───── Provided records ─────

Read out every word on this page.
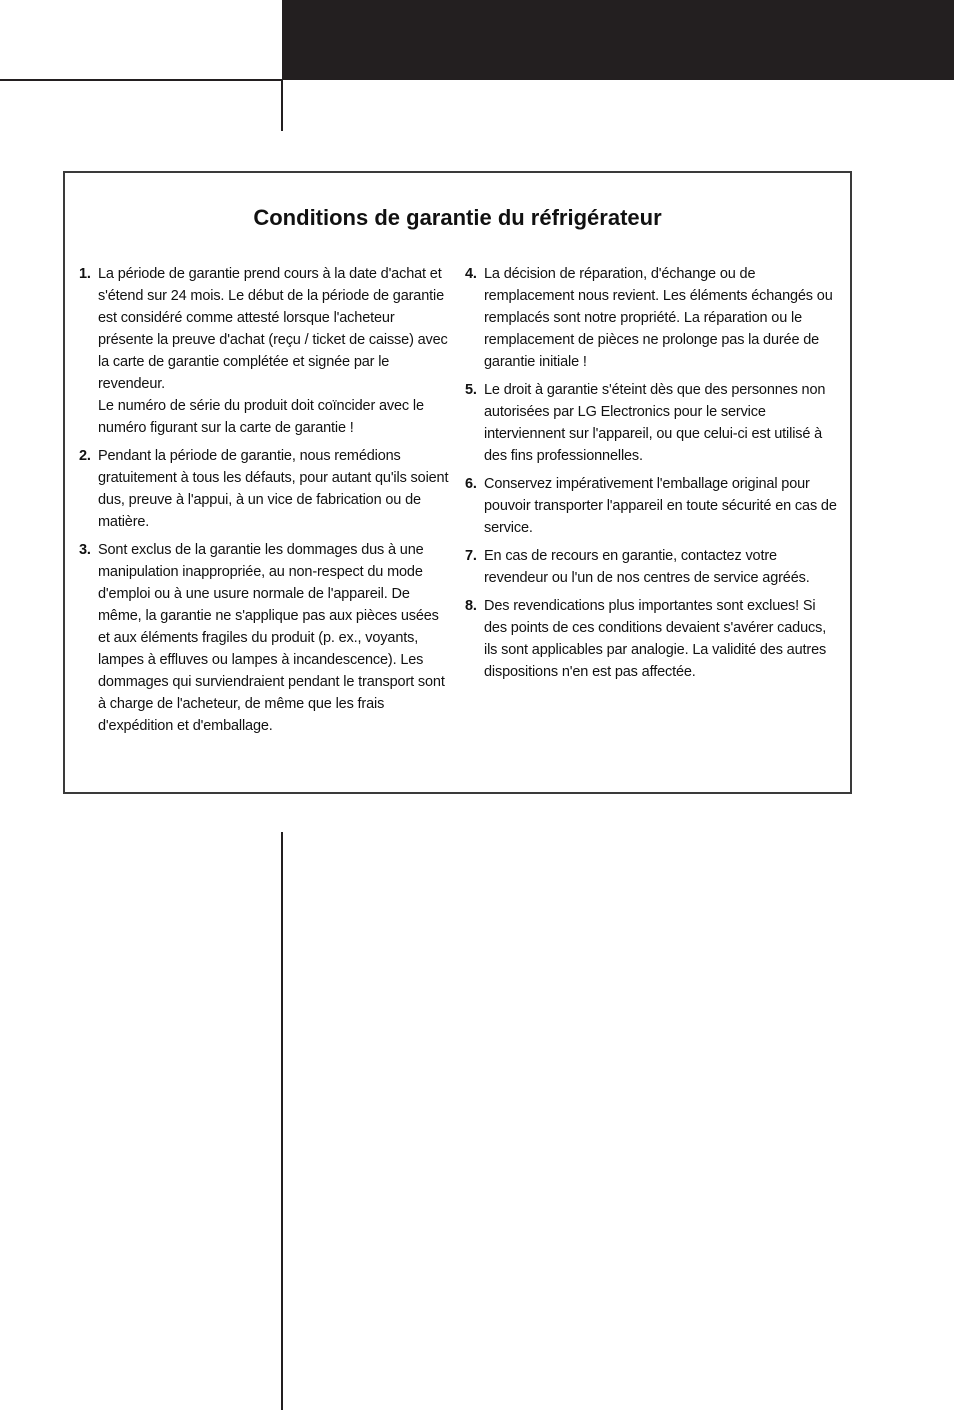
Conditions de garantie du réfrigérateur
1. La période de garantie prend cours à la date d'achat et s'étend sur 24 mois. Le début de la période de garantie est considéré comme attesté lorsque l'acheteur présente la preuve d'achat (reçu / ticket de caisse) avec la carte de garantie complétée et signée par le revendeur.
Le numéro de série du produit doit coïncider avec le numéro figurant sur la carte de garantie !
2. Pendant la période de garantie, nous remédions gratuitement à tous les défauts, pour autant qu'ils soient dus, preuve à l'appui, à un vice de fabrication ou de matière.
3. Sont exclus de la garantie les dommages dus à une manipulation inappropriée, au non-respect du mode d'emploi ou à une usure normale de l'appareil. De même, la garantie ne s'applique pas aux pièces usées et aux éléments fragiles du produit (p. ex., voyants, lampes à effluves ou lampes à incandescence). Les dommages qui surviendraient pendant le transport sont à charge de l'acheteur, de même que les frais d'expédition et d'emballage.
4. La décision de réparation, d'échange ou de remplacement nous revient. Les éléments échangés ou remplacés sont notre propriété. La réparation ou le remplacement de pièces ne prolonge pas la durée de garantie initiale !
5. Le droit à garantie s'éteint dès que des personnes non autorisées par LG Electronics pour le service interviennent sur l'appareil, ou que celui-ci est utilisé à des fins professionnelles.
6. Conservez impérativement l'emballage original pour pouvoir transporter l'appareil en toute sécurité en cas de service.
7. En cas de recours en garantie, contactez votre revendeur ou l'un de nos centres de service agréés.
8. Des revendications plus importantes sont exclues! Si des points de ces conditions devaient s'avérer caducs, ils sont applicables par analogie. La validité des autres dispositions n'en est pas affectée.
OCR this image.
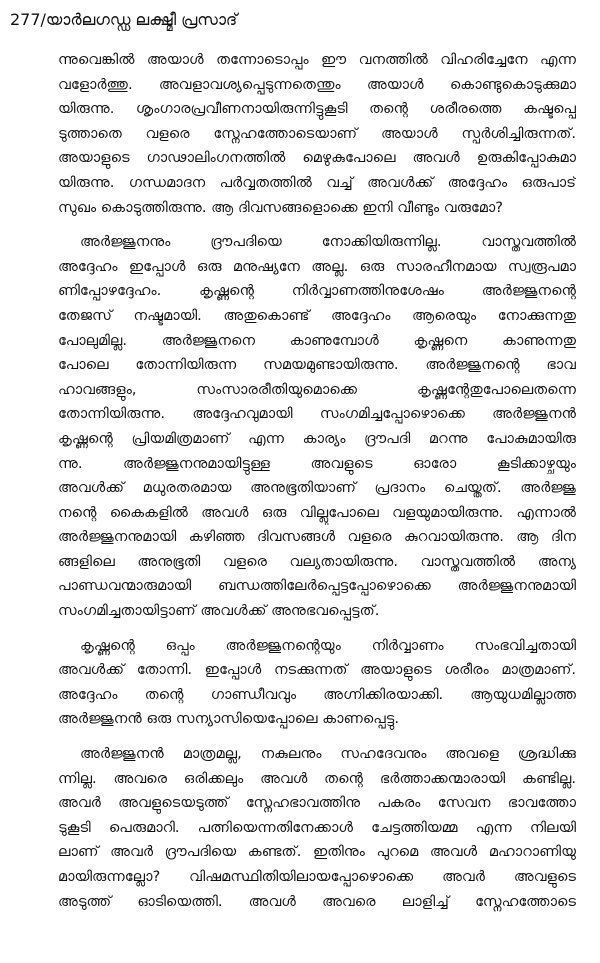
277/യാർലഗഡ്ഡ ലക്ഷ്മീ പ്രസാദ്

ന്നുവെങ്കിൽ അയാൾ തന്നോടൊപ്പം ഈ വനത്തിൽ വിഹരിച്ചേനേ എന്ന
വളോർത്തു. അവളാവശ്യപ്പെടുന്നതെന്തും അയാൾ കൊണ്ടുകൊടുക്കുമാ
യിരുന്നു. ശൃംഗാരപ്രവീണനായിരുന്നിട്ടുകൂടി തന്റെ ശരീരത്തെ കഷ്ടപ്പെ
ടുത്താതെ വളരെ സ്നേഹത്തോടെയാണ് അയാൾ സ്പർശിച്ചിരുന്നത്.
അയാളുടെ ഗാഢാലിംഗനത്തിൽ മെഴുകുപോലെ അവൾ ഉരുകിപ്പോകുമാ
യിരുന്നു. ഗന്ധമാദന പർവ്വതത്തിൽ വച്ച് അവൾക്ക് അദ്ദേഹം ഒരുപാട്
സുഖം കൊടുത്തിരുന്നു. ആ ദിവസങ്ങളൊക്കെ ഇനി വീണ്ടും വരുമോ?

അർജ്ജുനനും ദ്രൗപദിയെ നോക്കിയിരുന്നില്ല. വാസ്തവത്തിൽ
അദ്ദേഹം ഇപ്പോൾ ഒരു മനുഷ്യനേ അല്ല. ഒരു സാരഹീനമായ സ്വരൂപമാ
ണിപ്പോഴദ്ദേഹം. കൃഷ്ണന്റെ നിർവ്വാണത്തിനുശേഷം അർജ്ജുനന്റെ
തേജസ് നഷ്ടമായി. അതുകൊണ്ട് അദ്ദേഹം ആരെയും നോക്കുന്നതു
പോലുമില്ല. അർജ്ജുനനെ കാണുമ്പോൾ കൃഷ്ണനെ കാണുന്നതു
പോലെ തോന്നിയിരുന്ന സമയമുണ്ടായിരുന്നു. അർജ്ജുനന്റെ ഭാവ
ഹാവങ്ങളും, സംസാരരീതിയുമൊക്കെ കൃഷ്ണന്റേതുപോലെതന്നെ
തോന്നിയിരുന്നു. അദ്ദേഹവുമായി സംഗമിച്ചപ്പോഴൊക്കെ അർജ്ജുനൻ
കൃഷ്ണന്റെ പ്രിയമിത്രമാണ് എന്ന കാര്യം ദ്രൗപദി മറന്നു പോകുമായിരു
ന്നു. അർജ്ജുനനുമായിട്ടുള്ള അവളുടെ ഓരോ കൂടിക്കാഴ്ചയും
അവൾക്ക് മധുരതരമായ അനുഭൂതിയാണ് പ്രദാനം ചെയ്തത്. അർജ്ജു
നന്റെ കൈകളിൽ അവൾ ഒരു വില്ലുപോലെ വളയുമായിരുന്നു. എന്നാൽ
അർജ്ജുനനുമായി കഴിഞ്ഞ ദിവസങ്ങൾ വളരെ കുറവായിരുന്നു. ആ ദിന
ങ്ങളിലെ അനുഭൂതി വളരെ വല്യതായിരുന്നു. വാസ്തവത്തിൽ അന്യ
പാണ്ഡവന്മാരുമായി ബന്ധത്തിലേർപ്പെട്ടപ്പോഴൊക്കെ അർജ്ജുനനുമായി
സംഗമിച്ചതായിട്ടാണ് അവൾക്ക് അനുഭവപ്പെട്ടത്.

കൃഷ്ണന്റെ ഒപ്പം അർജ്ജുനന്റെയും നിർവ്വാണം സംഭവിച്ചതായി
അവൾക്ക് തോന്നി. ഇപ്പോൾ നടക്കുന്നത് അയാളുടെ ശരീരം മാത്രമാണ്.
അദ്ദേഹം തന്റെ ഗാണ്ഡീവവും അഗ്നിക്കിരയാക്കി. ആയുധമില്ലാത്ത
അർജ്ജുനൻ ഒരു സന്യാസിയെപ്പോലെ കാണപ്പെട്ടു.

അർജ്ജുനൻ മാത്രമല്ല, നകുലനും സഹദേവനും അവളെ ശ്രദ്ധിക്കു
ന്നില്ല. അവരെ ഒരിക്കലും അവൾ തന്റെ ഭർത്താക്കന്മാരായി കണ്ടില്ല.
അവർ അവളുടെയടുത്ത് സ്നേഹഭാവത്തിനു പകരം സേവന ഭാവത്തോ
ടുകൂടി പെരുമാറി. പത്നിയെന്നതിനേക്കാൾ ചേട്ടത്തിയമ്മ എന്ന നിലയി
ലാണ് അവർ ദ്രൗപദിയെ കണ്ടത്. ഇതിനും പുറമെ അവൾ മഹാറാണിയു
മായിരുന്നല്ലോ? വിഷമസ്ഥിതിയിലായപ്പോഴൊക്കെ അവർ അവളുടെ
അടുത്ത് ഓടിയെത്തി. അവൾ അവരെ ലാളിച്ച് സ്നേഹത്തോടെ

─────

What you have to do> Omit every picture, then repeat the remaining data exactly as it appears above.

Result of the exercise>
Read out every word on this page.
Conditions de garantie du réfrigérateur
1. La période de garantie prend cours à la date d'achat et s'étend sur 24 mois. Le début de la période de garantie est considéré comme attesté lorsque l'acheteur présente la preuve d'achat (reçu / ticket de caisse) avec la carte de garantie complétée et signée par le revendeur.
Le numéro de série du produit doit coïncider avec le numéro figurant sur la carte de garantie !
2. Pendant la période de garantie, nous remédions gratuitement à tous les défauts, pour autant qu'ils soient dus, preuve à l'appui, à un vice de fabrication ou de matière.
3. Sont exclus de la garantie les dommages dus à une manipulation inappropriée, au non-respect du mode d'emploi ou à une usure normale de l'appareil. De même, la garantie ne s'applique pas aux pièces usées et aux éléments fragiles du produit (p. ex., voyants, lampes à effluves ou lampes à incandescence). Les dommages qui surviendraient pendant le transport sont à charge de l'acheteur, de même que les frais d'expédition et d'emballage.
4. La décision de réparation, d'échange ou de remplacement nous revient. Les éléments échangés ou remplacés sont notre propriété. La réparation ou le remplacement de pièces ne prolonge pas la durée de garantie initiale !
5. Le droit à garantie s'éteint dès que des personnes non autorisées par LG Electronics pour le service interviennent sur l'appareil, ou que celui-ci est utilisé à des fins professionnelles.
6. Conservez impérativement l'emballage original pour pouvoir transporter l'appareil en toute sécurité en cas de service.
7. En cas de recours en garantie, contactez votre revendeur ou l'un de nos centres de service agréés.
8. Des revendications plus importantes sont exclues! Si des points de ces conditions devaient s'avérer caducs, ils sont applicables par analogie. La validité des autres dispositions n'en est pas affectée.
OCR this image.
277/യാർലഗഡ്ഡ ലക്ഷ്മീ പ്രസാദ്

ന്നുവെങ്കിൽ അയാൾ തന്നോടൊപ്പം ഈ വനത്തിൽ വിഹരിച്ചേനേ എന്ന
വളോർത്തു. അവളാവശ്യപ്പെടുന്നതെന്തും അയാൾ കൊണ്ടുകൊടുക്കുമാ
യിരുന്നു. ശൃംഗാരപ്രവീണനായിരുന്നിട്ടുകൂടി തന്റെ ശരീരത്തെ കഷ്ടപ്പെ
ടുത്താതെ വളരെ സ്നേഹത്തോടെയാണ് അയാൾ സ്പർശിച്ചിരുന്നത്.
അയാളുടെ ഗാഢാലിംഗനത്തിൽ മെഴുകുപോലെ അവൾ ഉരുകിപ്പോകുമാ
യിരുന്നു. ഗന്ധമാദന പർവ്വതത്തിൽ വച്ച് അവൾക്ക് അദ്ദേഹം ഒരുപാട്
സുഖം കൊടുത്തിരുന്നു. ആ ദിവസങ്ങളൊക്കെ ഇനി വീണ്ടും വരുമോ?

അർജ്ജുനനും ദ്രൗപദിയെ നോക്കിയിരുന്നില്ല. വാസ്തവത്തിൽ
അദ്ദേഹം ഇപ്പോൾ ഒരു മനുഷ്യനേ അല്ല. ഒരു സാരഹീനമായ സ്വരൂപമാ
ണിപ്പോഴദ്ദേഹം. കൃഷ്ണന്റെ നിർവ്വാണത്തിനുശേഷം അർജ്ജുനന്റെ
തേജസ് നഷ്ടമായി. അതുകൊണ്ട് അദ്ദേഹം ആരെയും നോക്കുന്നതു
പോലുമില്ല. അർജ്ജുനനെ കാണുമ്പോൾ കൃഷ്ണനെ കാണുന്നതു
പോലെ തോന്നിയിരുന്ന സമയമുണ്ടായിരുന്നു. അർജ്ജുനന്റെ ഭാവ
ഹാവങ്ങളും, സംസാരരീതിയുമൊക്കെ കൃഷ്ണന്റേതുപോലെതന്നെ
തോന്നിയിരുന്നു. അദ്ദേഹവുമായി സംഗമിച്ചപ്പോഴൊക്കെ അർജ്ജുനൻ
കൃഷ്ണന്റെ പ്രിയമിത്രമാണ് എന്ന കാര്യം ദ്രൗപദി മറന്നു പോകുമായിരു
ന്നു. അർജ്ജുനനുമായിട്ടുള്ള അവളുടെ ഓരോ കൂടിക്കാഴ്ചയും
അവൾക്ക് മധുരതരമായ അനുഭൂതിയാണ് പ്രദാനം ചെയ്തത്. അർജ്ജു
നന്റെ കൈകളിൽ അവൾ ഒരു വില്ലുപോലെ വളയുമായിരുന്നു. എന്നാൽ
അർജ്ജുനനുമായി കഴിഞ്ഞ ദിവസങ്ങൾ വളരെ കുറവായിരുന്നു. ആ ദിന
ങ്ങളിലെ അനുഭൂതി വളരെ വല്യതായിരുന്നു. വാസ്തവത്തിൽ അന്യ
പാണ്ഡവന്മാരുമായി ബന്ധത്തിലേർപ്പെട്ടപ്പോഴൊക്കെ അർജ്ജുനനുമായി
സംഗമിച്ചതായിട്ടാണ് അവൾക്ക് അനുഭവപ്പെട്ടത്.

കൃഷ്ണന്റെ ഒപ്പം അർജ്ജുനന്റെയും നിർവ്വാണം സംഭവിച്ചതായി
അവൾക്ക് തോന്നി. ഇപ്പോൾ നടക്കുന്നത് അയാളുടെ ശരീരം മാത്രമാണ്.
അദ്ദേഹം തന്റെ ഗാണ്ഡീവവും അഗ്നിക്കിരയാക്കി. ആയുധമില്ലാത്ത
അർജ്ജുനൻ ഒരു സന്യാസിയെപ്പോലെ കാണപ്പെട്ടു.

അർജ്ജുനൻ മാത്രമല്ല, നകുലനും സഹദേവനും അവളെ ശ്രദ്ധിക്കു
ന്നില്ല. അവരെ ഒരിക്കലും അവൾ തന്റെ ഭർത്താക്കന്മാരായി കണ്ടില്ല.
അവർ അവളുടെയടുത്ത് സ്നേഹഭാവത്തിനു പകരം സേവന ഭാവത്തോ
ടുകൂടി പെരുമാറി. പത്നിയെന്നതിനേക്കാൾ ചേട്ടത്തിയമ്മ എന്ന നിലയി
ലാണ് അവർ ദ്രൗപദിയെ കണ്ടത്. ഇതിനും പുറമെ അവൾ മഹാറാണിയു
മായിരുന്നല്ലോ? വിഷമസ്ഥിതിയിലായപ്പോഴൊക്കെ അവർ അവളുടെ
അടുത്ത് ഓടിയെത്തി. അവൾ അവരെ ലാളിച്ച് സ്നേഹത്തോടെ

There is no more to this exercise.